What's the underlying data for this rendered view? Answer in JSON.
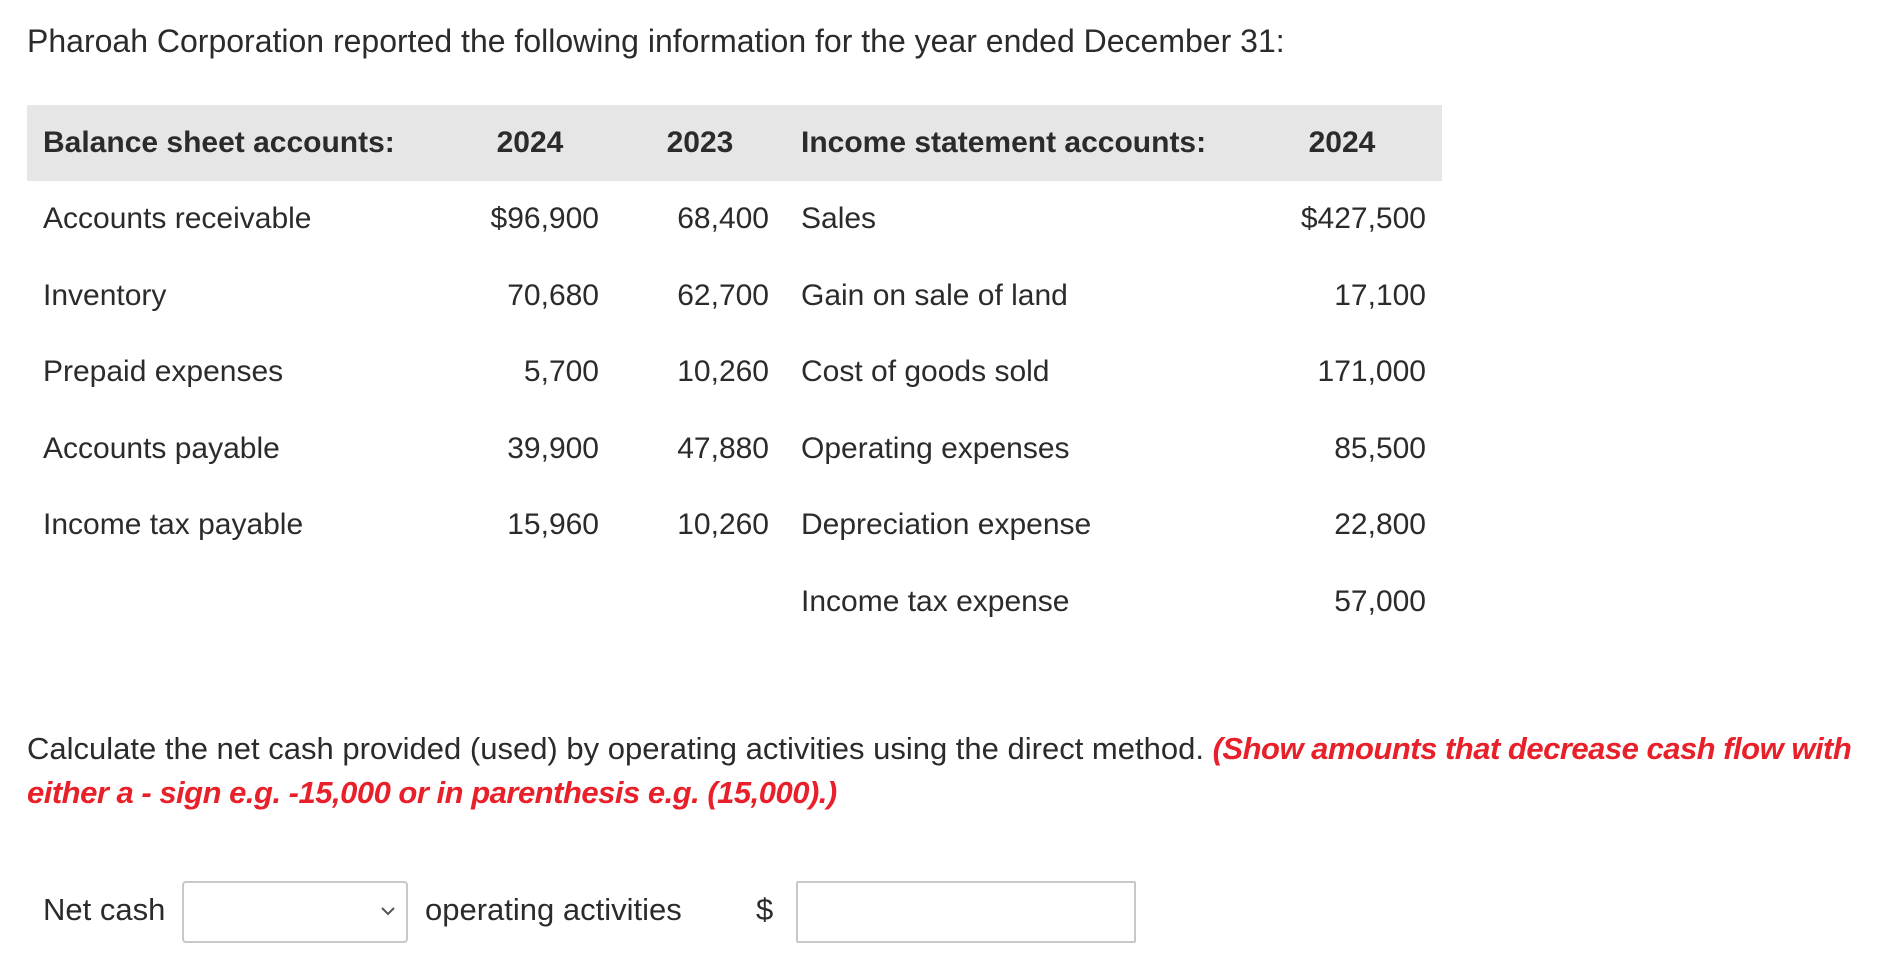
{
  "intro": "Pharoah Corporation reported the following information for the year ended December 31:",
  "table": {
    "headers": [
      "Balance sheet accounts:",
      "2024",
      "2023",
      "Income statement accounts:",
      "2024"
    ],
    "rows": [
      [
        "Accounts receivable",
        "$96,900",
        "68,400",
        "Sales",
        "$427,500"
      ],
      [
        "Inventory",
        "70,680",
        "62,700",
        "Gain on sale of land",
        "17,100"
      ],
      [
        "Prepaid expenses",
        "5,700",
        "10,260",
        "Cost of goods sold",
        "171,000"
      ],
      [
        "Accounts payable",
        "39,900",
        "47,880",
        "Operating expenses",
        "85,500"
      ],
      [
        "Income tax payable",
        "15,960",
        "10,260",
        "Depreciation expense",
        "22,800"
      ],
      [
        "",
        "",
        "",
        "Income tax expense",
        "57,000"
      ]
    ]
  },
  "question": {
    "text": "Calculate the net cash provided (used) by operating activities using the direct method.",
    "instruction": "(Show amounts that decrease cash flow with either a - sign e.g. -15,000 or in parenthesis e.g. (15,000).)"
  },
  "answer": {
    "prefix": "Net cash",
    "select_value": "",
    "suffix": "operating activities",
    "currency": "$",
    "amount_value": ""
  },
  "icons": {
    "dropdown": "chevron-down-icon"
  }
}
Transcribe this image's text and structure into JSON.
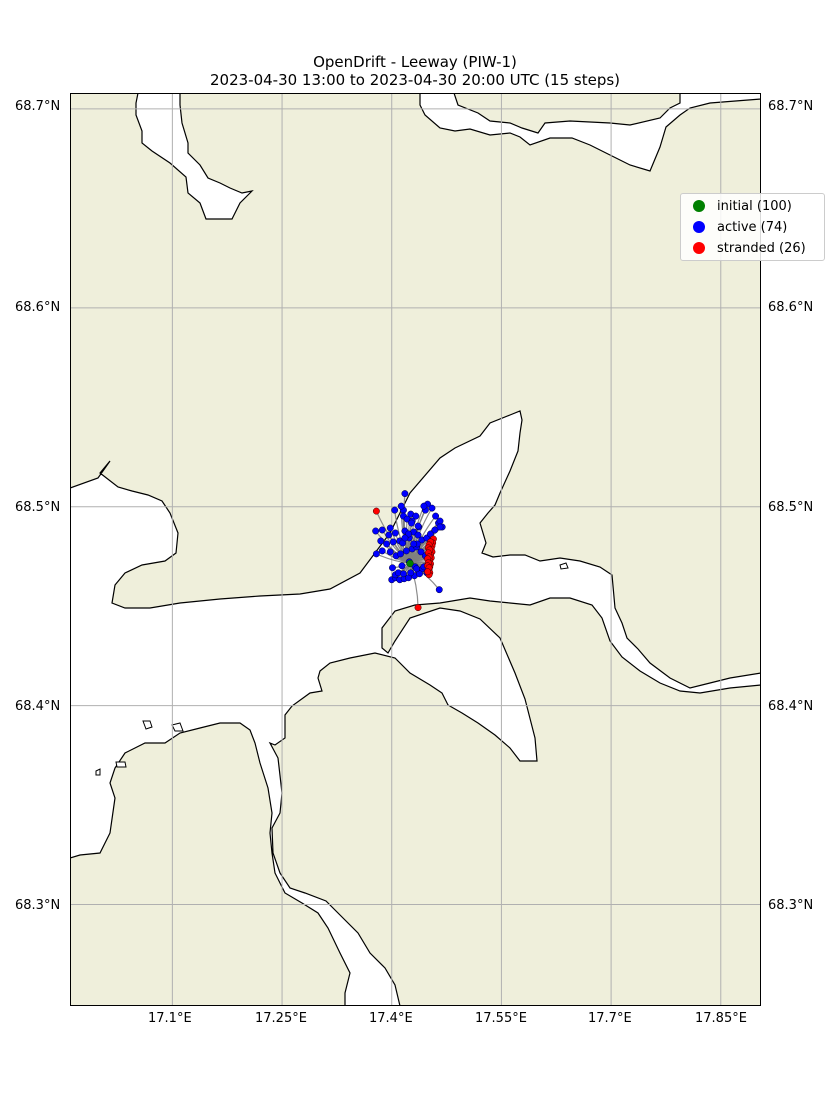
{
  "figure": {
    "title_line1": "OpenDrift - Leeway (PIW-1)",
    "title_line2": "2023-04-30 13:00 to 2023-04-30 20:00 UTC (15 steps)"
  },
  "colors": {
    "land": "#efefdb",
    "water": "#ffffff",
    "coastline": "#000000",
    "grid": "#b0b0b0",
    "trajectory": "#808080",
    "initial": "#008000",
    "active": "#0000ff",
    "stranded": "#ff0000"
  },
  "axes": {
    "x_ticks": [
      "17.1°E",
      "17.25°E",
      "17.4°E",
      "17.55°E",
      "17.7°E",
      "17.85°E"
    ],
    "y_ticks_left": [
      "68.7°N",
      "68.6°N",
      "68.5°N",
      "68.4°N",
      "68.3°N"
    ],
    "y_ticks_right": [
      "68.7°N",
      "68.6°N",
      "68.5°N",
      "68.4°N",
      "68.3°N"
    ]
  },
  "legend": {
    "items": [
      {
        "label": "initial (100)",
        "color": "#008000"
      },
      {
        "label": "active (74)",
        "color": "#0000ff"
      },
      {
        "label": "stranded (26)",
        "color": "#ff0000"
      }
    ]
  },
  "chart_data": {
    "type": "scatter",
    "projection": "lon/lat",
    "xlim": [
      16.96,
      17.905
    ],
    "ylim": [
      68.249,
      68.708
    ],
    "grid": true,
    "legend_placement": "top-right",
    "seed": {
      "lon": 17.425,
      "lat": 68.4715,
      "count": 100
    },
    "active": [
      [
        17.418,
        68.5066
      ],
      [
        17.404,
        68.4983
      ],
      [
        17.416,
        68.4983
      ],
      [
        17.426,
        68.4963
      ],
      [
        17.433,
        68.4953
      ],
      [
        17.446,
        68.4983
      ],
      [
        17.449,
        68.5013
      ],
      [
        17.455,
        68.4993
      ],
      [
        17.46,
        68.4953
      ],
      [
        17.464,
        68.4918
      ],
      [
        17.469,
        68.4898
      ],
      [
        17.466,
        68.4928
      ],
      [
        17.413,
        68.5003
      ],
      [
        17.416,
        68.4953
      ],
      [
        17.421,
        68.4938
      ],
      [
        17.428,
        68.4928
      ],
      [
        17.437,
        68.4898
      ],
      [
        17.444,
        68.5003
      ],
      [
        17.398,
        68.4893
      ],
      [
        17.396,
        68.4858
      ],
      [
        17.405,
        68.4868
      ],
      [
        17.387,
        68.4883
      ],
      [
        17.378,
        68.4878
      ],
      [
        17.385,
        68.4828
      ],
      [
        17.393,
        68.4813
      ],
      [
        17.402,
        68.4823
      ],
      [
        17.411,
        68.4828
      ],
      [
        17.415,
        68.4818
      ],
      [
        17.43,
        68.4873
      ],
      [
        17.436,
        68.4858
      ],
      [
        17.441,
        68.4833
      ],
      [
        17.448,
        68.4843
      ],
      [
        17.453,
        68.4863
      ],
      [
        17.459,
        68.4883
      ],
      [
        17.466,
        68.4898
      ],
      [
        17.379,
        68.4763
      ],
      [
        17.387,
        68.4778
      ],
      [
        17.398,
        68.4773
      ],
      [
        17.406,
        68.4753
      ],
      [
        17.412,
        68.4763
      ],
      [
        17.42,
        68.4778
      ],
      [
        17.428,
        68.4788
      ],
      [
        17.434,
        68.4798
      ],
      [
        17.44,
        68.4773
      ],
      [
        17.446,
        68.4753
      ],
      [
        17.401,
        68.4693
      ],
      [
        17.414,
        68.4703
      ],
      [
        17.424,
        68.4723
      ],
      [
        17.432,
        68.4698
      ],
      [
        17.437,
        68.4668
      ],
      [
        17.442,
        68.4688
      ],
      [
        17.448,
        68.4668
      ],
      [
        17.4,
        68.4633
      ],
      [
        17.405,
        68.4643
      ],
      [
        17.411,
        68.4633
      ],
      [
        17.417,
        68.4638
      ],
      [
        17.423,
        68.4643
      ],
      [
        17.431,
        68.4653
      ],
      [
        17.438,
        68.4663
      ],
      [
        17.405,
        68.4658
      ],
      [
        17.409,
        68.4668
      ],
      [
        17.416,
        68.4663
      ],
      [
        17.426,
        68.4668
      ],
      [
        17.434,
        68.4688
      ],
      [
        17.444,
        68.4698
      ],
      [
        17.436,
        68.4903
      ],
      [
        17.427,
        68.4918
      ],
      [
        17.418,
        68.4878
      ],
      [
        17.435,
        68.4813
      ],
      [
        17.424,
        68.4843
      ],
      [
        17.423,
        68.4863
      ],
      [
        17.465,
        68.4583
      ],
      [
        17.418,
        68.4843
      ],
      [
        17.43,
        68.4813
      ]
    ],
    "stranded": [
      [
        17.379,
        68.4978
      ],
      [
        17.436,
        68.4493
      ],
      [
        17.457,
        68.4838
      ],
      [
        17.456,
        68.4818
      ],
      [
        17.455,
        68.4803
      ],
      [
        17.454,
        68.4788
      ],
      [
        17.455,
        68.4773
      ],
      [
        17.453,
        68.4758
      ],
      [
        17.454,
        68.4743
      ],
      [
        17.452,
        68.4728
      ],
      [
        17.453,
        68.4713
      ],
      [
        17.452,
        68.4698
      ],
      [
        17.451,
        68.4683
      ],
      [
        17.452,
        68.4668
      ],
      [
        17.451,
        68.4658
      ],
      [
        17.453,
        68.4823
      ],
      [
        17.451,
        68.4808
      ],
      [
        17.45,
        68.4793
      ],
      [
        17.452,
        68.4783
      ],
      [
        17.45,
        68.4768
      ],
      [
        17.451,
        68.4748
      ],
      [
        17.449,
        68.4738
      ],
      [
        17.45,
        68.4718
      ],
      [
        17.449,
        68.4703
      ],
      [
        17.451,
        68.4693
      ],
      [
        17.449,
        68.4673
      ]
    ]
  }
}
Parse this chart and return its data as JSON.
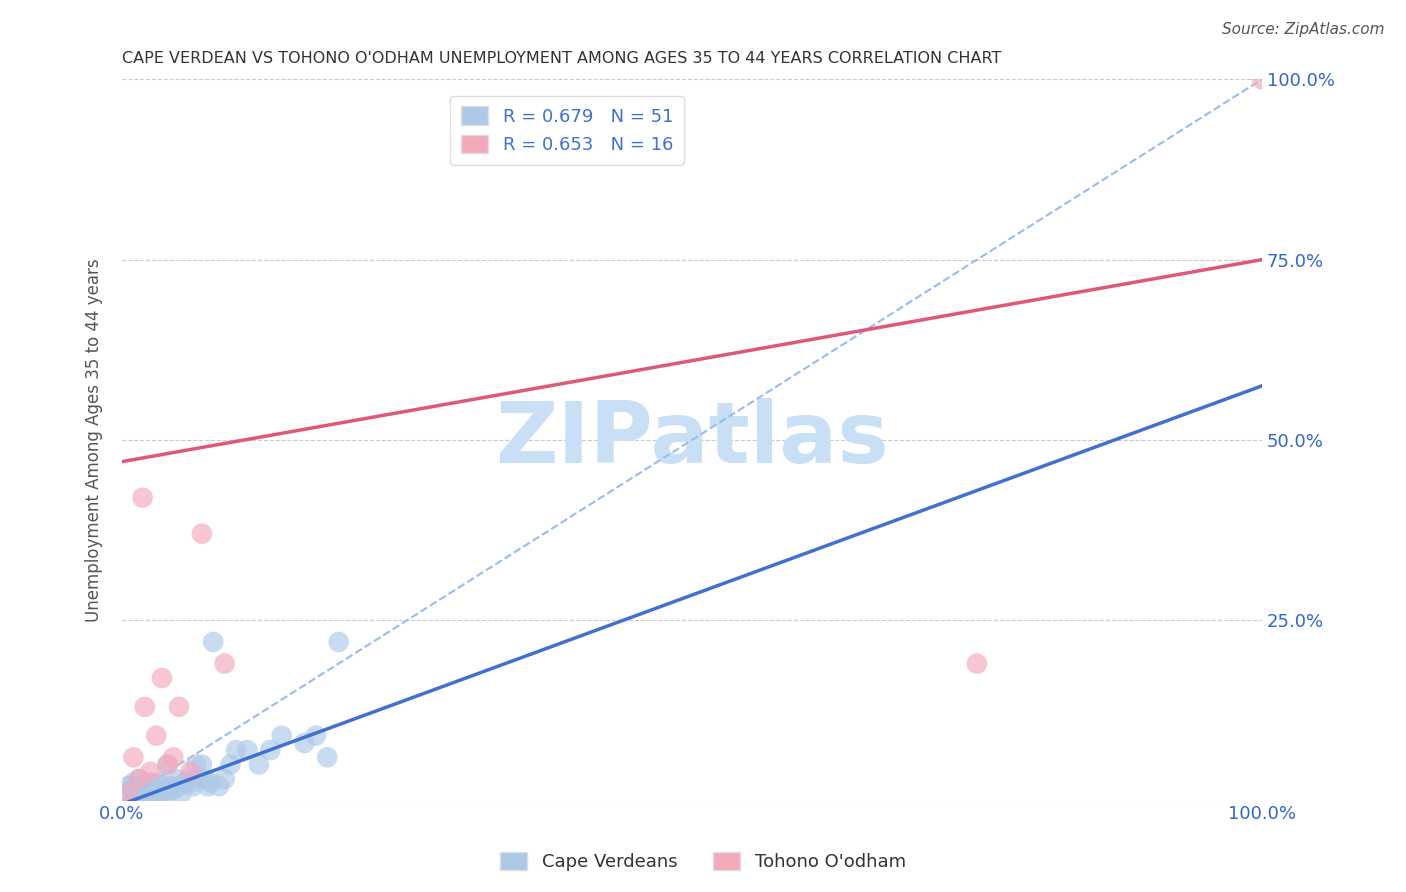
{
  "title": "CAPE VERDEAN VS TOHONO O'ODHAM UNEMPLOYMENT AMONG AGES 35 TO 44 YEARS CORRELATION CHART",
  "source": "Source: ZipAtlas.com",
  "ylabel": "Unemployment Among Ages 35 to 44 years",
  "xlim": [
    0,
    1.0
  ],
  "ylim": [
    0,
    1.0
  ],
  "blue_r": 0.679,
  "blue_n": 51,
  "pink_r": 0.653,
  "pink_n": 16,
  "blue_color": "#adc8e8",
  "pink_color": "#f4a8bc",
  "blue_line_color": "#4070d0",
  "pink_line_color": "#e05878",
  "legend_blue_label": "Cape Verdeans",
  "legend_pink_label": "Tohono O'odham",
  "blue_scatter_x": [
    0.005,
    0.008,
    0.01,
    0.01,
    0.012,
    0.013,
    0.015,
    0.015,
    0.018,
    0.02,
    0.02,
    0.022,
    0.024,
    0.025,
    0.025,
    0.028,
    0.03,
    0.03,
    0.032,
    0.035,
    0.036,
    0.038,
    0.04,
    0.04,
    0.043,
    0.045,
    0.047,
    0.05,
    0.052,
    0.055,
    0.058,
    0.06,
    0.062,
    0.065,
    0.07,
    0.072,
    0.075,
    0.078,
    0.08,
    0.085,
    0.09,
    0.095,
    0.1,
    0.11,
    0.12,
    0.13,
    0.14,
    0.16,
    0.17,
    0.18,
    0.19
  ],
  "blue_scatter_y": [
    0.02,
    0.015,
    0.005,
    0.025,
    0.01,
    0.015,
    0.01,
    0.03,
    0.01,
    0.005,
    0.02,
    0.015,
    0.01,
    0.005,
    0.025,
    0.01,
    0.005,
    0.015,
    0.025,
    0.01,
    0.02,
    0.015,
    0.01,
    0.05,
    0.02,
    0.015,
    0.03,
    0.02,
    0.01,
    0.025,
    0.03,
    0.025,
    0.02,
    0.05,
    0.05,
    0.03,
    0.02,
    0.025,
    0.22,
    0.02,
    0.03,
    0.05,
    0.07,
    0.07,
    0.05,
    0.07,
    0.09,
    0.08,
    0.09,
    0.06,
    0.22
  ],
  "pink_scatter_x": [
    0.005,
    0.01,
    0.015,
    0.018,
    0.02,
    0.025,
    0.03,
    0.035,
    0.04,
    0.045,
    0.05,
    0.06,
    0.07,
    0.09,
    0.75,
    1.0
  ],
  "pink_scatter_y": [
    0.01,
    0.06,
    0.03,
    0.42,
    0.13,
    0.04,
    0.09,
    0.17,
    0.05,
    0.06,
    0.13,
    0.04,
    0.37,
    0.19,
    0.19,
    1.0
  ],
  "blue_trend_slope": 0.58,
  "blue_trend_intercept": -0.005,
  "pink_trend_slope": 0.28,
  "pink_trend_intercept": 0.47,
  "ref_line_color": "#99bbee",
  "ref_line_style": "--",
  "watermark_text": "ZIPatlas",
  "watermark_color": "#c8dff5",
  "background_color": "#ffffff",
  "grid_color": "#cccccc",
  "title_color": "#333333",
  "axis_label_color": "#555555",
  "tick_color": "#3366cc"
}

INSTRUCTIONS FOR THE TASK - Copy all lines from the data that hold the word "Income".

ANSWER TO THIS EXERCISE -
      "Income statement accounts:",
        "Income tax payable",
        "Income tax expense",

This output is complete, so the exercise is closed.